TASK:
Check each line of the data below for the word "intro", then extract the ones that have it.

Stored data
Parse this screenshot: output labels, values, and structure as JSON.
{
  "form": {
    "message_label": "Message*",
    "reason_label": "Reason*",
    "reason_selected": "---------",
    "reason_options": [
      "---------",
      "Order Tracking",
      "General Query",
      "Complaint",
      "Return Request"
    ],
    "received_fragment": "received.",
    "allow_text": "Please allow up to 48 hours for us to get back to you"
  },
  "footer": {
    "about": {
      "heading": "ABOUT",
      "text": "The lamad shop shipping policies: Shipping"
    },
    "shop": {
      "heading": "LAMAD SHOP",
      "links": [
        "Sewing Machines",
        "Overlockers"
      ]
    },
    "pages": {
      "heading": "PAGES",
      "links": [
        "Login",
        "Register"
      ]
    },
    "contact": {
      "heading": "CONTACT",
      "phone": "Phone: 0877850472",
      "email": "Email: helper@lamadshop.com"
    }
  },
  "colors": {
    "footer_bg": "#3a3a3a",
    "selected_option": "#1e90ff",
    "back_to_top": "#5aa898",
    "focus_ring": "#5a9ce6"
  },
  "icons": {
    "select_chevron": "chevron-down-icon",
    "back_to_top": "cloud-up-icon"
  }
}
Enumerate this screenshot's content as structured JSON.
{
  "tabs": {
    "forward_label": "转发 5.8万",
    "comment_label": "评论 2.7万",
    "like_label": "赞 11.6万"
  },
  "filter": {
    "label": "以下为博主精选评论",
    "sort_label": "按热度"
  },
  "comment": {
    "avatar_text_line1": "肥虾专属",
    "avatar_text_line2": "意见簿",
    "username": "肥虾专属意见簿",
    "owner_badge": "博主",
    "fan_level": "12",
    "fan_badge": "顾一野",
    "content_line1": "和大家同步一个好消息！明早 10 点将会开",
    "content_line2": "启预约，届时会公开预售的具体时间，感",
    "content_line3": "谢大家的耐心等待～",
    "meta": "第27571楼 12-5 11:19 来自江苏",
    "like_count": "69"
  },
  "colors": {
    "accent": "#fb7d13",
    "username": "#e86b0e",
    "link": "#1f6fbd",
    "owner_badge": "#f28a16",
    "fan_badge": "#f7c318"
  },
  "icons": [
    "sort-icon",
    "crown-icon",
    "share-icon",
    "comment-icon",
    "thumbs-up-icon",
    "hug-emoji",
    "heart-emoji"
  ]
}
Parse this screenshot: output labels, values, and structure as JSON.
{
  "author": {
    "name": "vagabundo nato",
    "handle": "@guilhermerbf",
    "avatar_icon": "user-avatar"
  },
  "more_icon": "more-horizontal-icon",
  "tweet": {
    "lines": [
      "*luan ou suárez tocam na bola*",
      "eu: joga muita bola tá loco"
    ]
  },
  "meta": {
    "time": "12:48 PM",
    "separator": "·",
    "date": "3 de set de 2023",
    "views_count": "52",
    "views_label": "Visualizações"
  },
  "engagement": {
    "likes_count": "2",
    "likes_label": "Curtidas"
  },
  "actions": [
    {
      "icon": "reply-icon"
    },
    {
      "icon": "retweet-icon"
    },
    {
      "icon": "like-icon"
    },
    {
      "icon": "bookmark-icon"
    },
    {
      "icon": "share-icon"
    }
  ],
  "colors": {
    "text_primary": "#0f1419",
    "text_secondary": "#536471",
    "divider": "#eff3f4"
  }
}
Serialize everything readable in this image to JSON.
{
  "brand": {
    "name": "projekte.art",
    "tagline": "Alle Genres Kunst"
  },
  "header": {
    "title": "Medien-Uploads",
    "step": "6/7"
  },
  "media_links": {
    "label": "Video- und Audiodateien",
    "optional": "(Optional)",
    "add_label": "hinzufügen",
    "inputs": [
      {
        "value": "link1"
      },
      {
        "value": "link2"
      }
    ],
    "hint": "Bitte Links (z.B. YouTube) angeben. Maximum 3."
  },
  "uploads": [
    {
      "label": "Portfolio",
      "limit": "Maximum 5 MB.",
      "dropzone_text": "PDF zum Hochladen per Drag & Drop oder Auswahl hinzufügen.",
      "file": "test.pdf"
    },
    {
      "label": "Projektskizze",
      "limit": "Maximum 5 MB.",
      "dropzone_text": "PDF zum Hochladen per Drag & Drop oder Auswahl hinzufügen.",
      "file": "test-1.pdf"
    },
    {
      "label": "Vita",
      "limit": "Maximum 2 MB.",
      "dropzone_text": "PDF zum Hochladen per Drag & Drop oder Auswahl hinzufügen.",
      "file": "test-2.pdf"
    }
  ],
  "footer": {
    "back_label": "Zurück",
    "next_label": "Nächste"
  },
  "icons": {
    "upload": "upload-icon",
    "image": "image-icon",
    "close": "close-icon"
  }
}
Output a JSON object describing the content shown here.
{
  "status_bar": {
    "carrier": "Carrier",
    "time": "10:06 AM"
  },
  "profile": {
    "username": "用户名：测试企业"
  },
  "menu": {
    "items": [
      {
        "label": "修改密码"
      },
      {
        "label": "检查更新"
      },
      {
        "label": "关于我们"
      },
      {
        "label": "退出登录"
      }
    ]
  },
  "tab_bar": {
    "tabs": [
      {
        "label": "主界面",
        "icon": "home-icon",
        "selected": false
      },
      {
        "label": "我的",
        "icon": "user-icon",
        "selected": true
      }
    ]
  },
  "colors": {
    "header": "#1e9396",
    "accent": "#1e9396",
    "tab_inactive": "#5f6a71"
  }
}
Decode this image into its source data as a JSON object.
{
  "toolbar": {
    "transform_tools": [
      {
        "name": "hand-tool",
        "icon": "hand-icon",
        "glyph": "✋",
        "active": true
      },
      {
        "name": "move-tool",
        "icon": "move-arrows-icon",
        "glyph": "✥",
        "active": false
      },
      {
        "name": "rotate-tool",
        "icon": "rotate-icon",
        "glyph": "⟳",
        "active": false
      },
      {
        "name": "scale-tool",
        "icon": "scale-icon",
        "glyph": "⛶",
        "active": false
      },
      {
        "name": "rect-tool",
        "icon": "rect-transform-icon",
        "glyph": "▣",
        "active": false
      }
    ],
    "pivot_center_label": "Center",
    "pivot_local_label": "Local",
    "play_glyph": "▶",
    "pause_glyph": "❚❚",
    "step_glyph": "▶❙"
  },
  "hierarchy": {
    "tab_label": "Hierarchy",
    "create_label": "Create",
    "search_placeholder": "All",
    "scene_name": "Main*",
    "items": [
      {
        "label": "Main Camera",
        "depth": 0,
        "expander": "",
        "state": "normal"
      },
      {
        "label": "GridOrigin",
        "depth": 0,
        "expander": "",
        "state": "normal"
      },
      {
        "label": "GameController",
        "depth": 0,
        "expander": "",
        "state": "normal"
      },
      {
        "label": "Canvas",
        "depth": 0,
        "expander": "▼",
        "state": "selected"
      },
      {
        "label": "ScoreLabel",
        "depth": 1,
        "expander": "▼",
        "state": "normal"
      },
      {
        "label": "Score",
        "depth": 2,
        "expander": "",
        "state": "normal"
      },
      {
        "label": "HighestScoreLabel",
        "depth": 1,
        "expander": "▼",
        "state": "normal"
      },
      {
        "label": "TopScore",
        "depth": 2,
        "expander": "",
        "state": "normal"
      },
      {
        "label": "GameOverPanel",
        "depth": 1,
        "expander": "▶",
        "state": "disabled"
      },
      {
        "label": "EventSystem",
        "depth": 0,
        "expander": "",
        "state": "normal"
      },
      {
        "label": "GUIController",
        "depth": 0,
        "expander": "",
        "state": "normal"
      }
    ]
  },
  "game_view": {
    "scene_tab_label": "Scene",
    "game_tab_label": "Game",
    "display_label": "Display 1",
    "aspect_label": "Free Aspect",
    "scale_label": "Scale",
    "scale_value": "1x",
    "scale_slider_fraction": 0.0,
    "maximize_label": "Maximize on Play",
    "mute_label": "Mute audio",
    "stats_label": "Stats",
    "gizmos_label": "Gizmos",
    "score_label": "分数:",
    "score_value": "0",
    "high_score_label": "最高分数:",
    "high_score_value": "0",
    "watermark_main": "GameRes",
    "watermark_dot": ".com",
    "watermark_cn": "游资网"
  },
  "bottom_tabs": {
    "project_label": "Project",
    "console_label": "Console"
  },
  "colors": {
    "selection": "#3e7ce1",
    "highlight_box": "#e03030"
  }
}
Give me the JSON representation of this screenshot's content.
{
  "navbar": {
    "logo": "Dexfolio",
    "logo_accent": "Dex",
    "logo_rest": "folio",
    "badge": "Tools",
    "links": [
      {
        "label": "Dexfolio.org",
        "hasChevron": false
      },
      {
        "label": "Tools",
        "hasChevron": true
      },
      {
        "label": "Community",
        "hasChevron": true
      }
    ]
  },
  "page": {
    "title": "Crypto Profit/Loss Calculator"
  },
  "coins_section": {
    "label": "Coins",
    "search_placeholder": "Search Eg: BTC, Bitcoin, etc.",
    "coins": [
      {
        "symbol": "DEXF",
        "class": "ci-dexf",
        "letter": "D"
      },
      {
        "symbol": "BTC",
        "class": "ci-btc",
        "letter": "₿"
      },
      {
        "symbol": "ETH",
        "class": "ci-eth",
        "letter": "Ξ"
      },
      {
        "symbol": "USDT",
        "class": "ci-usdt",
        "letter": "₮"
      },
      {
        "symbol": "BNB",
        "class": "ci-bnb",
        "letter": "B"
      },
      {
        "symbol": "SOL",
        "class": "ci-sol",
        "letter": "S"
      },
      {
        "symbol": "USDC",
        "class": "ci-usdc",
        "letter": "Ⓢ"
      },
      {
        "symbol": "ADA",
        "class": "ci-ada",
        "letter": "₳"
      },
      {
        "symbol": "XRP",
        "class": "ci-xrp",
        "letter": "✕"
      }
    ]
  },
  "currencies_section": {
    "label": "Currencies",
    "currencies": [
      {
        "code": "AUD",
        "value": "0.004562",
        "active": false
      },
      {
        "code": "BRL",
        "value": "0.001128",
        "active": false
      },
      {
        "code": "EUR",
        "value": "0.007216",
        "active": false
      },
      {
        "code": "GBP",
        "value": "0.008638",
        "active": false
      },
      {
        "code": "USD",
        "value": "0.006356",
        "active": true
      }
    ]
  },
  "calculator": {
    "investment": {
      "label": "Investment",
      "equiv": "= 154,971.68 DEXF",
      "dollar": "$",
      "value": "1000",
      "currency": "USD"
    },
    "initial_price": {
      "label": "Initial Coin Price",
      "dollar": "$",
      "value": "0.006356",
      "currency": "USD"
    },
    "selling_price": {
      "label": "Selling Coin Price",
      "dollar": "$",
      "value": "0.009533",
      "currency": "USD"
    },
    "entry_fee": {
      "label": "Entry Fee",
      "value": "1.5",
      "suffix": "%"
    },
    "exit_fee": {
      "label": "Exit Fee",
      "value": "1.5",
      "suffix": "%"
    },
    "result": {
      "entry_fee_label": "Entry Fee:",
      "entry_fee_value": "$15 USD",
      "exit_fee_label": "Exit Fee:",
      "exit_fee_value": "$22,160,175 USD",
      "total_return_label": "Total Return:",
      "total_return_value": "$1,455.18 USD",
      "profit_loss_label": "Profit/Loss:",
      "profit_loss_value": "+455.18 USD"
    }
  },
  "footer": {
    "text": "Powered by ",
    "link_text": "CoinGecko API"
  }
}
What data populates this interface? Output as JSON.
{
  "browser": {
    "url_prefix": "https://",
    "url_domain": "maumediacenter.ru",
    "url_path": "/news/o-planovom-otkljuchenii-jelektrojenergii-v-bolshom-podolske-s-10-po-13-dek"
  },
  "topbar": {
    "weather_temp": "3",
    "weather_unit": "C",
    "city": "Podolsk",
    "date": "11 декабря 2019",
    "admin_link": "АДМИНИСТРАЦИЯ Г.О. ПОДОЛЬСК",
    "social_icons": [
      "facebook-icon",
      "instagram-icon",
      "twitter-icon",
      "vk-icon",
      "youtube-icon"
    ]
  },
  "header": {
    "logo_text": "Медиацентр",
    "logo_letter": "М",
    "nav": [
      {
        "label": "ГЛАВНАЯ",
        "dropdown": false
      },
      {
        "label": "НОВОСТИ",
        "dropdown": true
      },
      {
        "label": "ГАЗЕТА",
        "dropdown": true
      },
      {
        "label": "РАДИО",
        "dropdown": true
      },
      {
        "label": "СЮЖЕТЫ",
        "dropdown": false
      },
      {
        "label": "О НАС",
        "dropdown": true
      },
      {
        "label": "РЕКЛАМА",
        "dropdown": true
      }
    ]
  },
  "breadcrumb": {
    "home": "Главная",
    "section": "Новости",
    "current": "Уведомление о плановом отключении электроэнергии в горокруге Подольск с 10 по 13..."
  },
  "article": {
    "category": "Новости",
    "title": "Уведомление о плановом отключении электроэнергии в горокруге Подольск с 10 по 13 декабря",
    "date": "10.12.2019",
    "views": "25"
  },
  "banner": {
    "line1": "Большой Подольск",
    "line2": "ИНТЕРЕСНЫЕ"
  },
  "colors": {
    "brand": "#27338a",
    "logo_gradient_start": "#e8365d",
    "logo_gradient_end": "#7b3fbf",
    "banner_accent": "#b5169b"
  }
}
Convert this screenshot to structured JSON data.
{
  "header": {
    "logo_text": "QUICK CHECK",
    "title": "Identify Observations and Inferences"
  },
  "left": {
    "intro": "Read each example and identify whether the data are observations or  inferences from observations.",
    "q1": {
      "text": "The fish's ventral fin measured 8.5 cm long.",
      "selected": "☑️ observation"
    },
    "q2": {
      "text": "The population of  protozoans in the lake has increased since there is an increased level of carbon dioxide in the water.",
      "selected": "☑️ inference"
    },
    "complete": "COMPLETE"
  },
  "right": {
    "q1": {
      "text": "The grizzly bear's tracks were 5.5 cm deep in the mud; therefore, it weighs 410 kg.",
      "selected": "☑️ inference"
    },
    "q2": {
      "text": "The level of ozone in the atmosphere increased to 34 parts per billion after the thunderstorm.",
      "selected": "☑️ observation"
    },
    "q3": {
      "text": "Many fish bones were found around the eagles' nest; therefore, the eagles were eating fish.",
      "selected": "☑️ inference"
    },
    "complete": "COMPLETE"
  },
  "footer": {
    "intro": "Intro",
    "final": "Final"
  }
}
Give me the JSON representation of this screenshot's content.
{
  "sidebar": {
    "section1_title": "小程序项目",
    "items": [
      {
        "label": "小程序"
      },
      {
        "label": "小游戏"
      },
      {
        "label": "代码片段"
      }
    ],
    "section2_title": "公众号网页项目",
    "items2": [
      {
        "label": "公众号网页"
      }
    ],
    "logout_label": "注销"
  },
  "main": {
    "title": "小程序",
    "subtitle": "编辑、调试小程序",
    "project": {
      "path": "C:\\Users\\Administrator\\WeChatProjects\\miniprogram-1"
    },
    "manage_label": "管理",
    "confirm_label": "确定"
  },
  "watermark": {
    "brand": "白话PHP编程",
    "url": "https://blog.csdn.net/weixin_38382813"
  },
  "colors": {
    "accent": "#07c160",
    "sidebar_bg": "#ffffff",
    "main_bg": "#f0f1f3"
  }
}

SOLUTION FOR THIS TASK:
    "intro": "Read each example and identify whether the data are observations or  inferences from observations.",
    "intro": "Intro",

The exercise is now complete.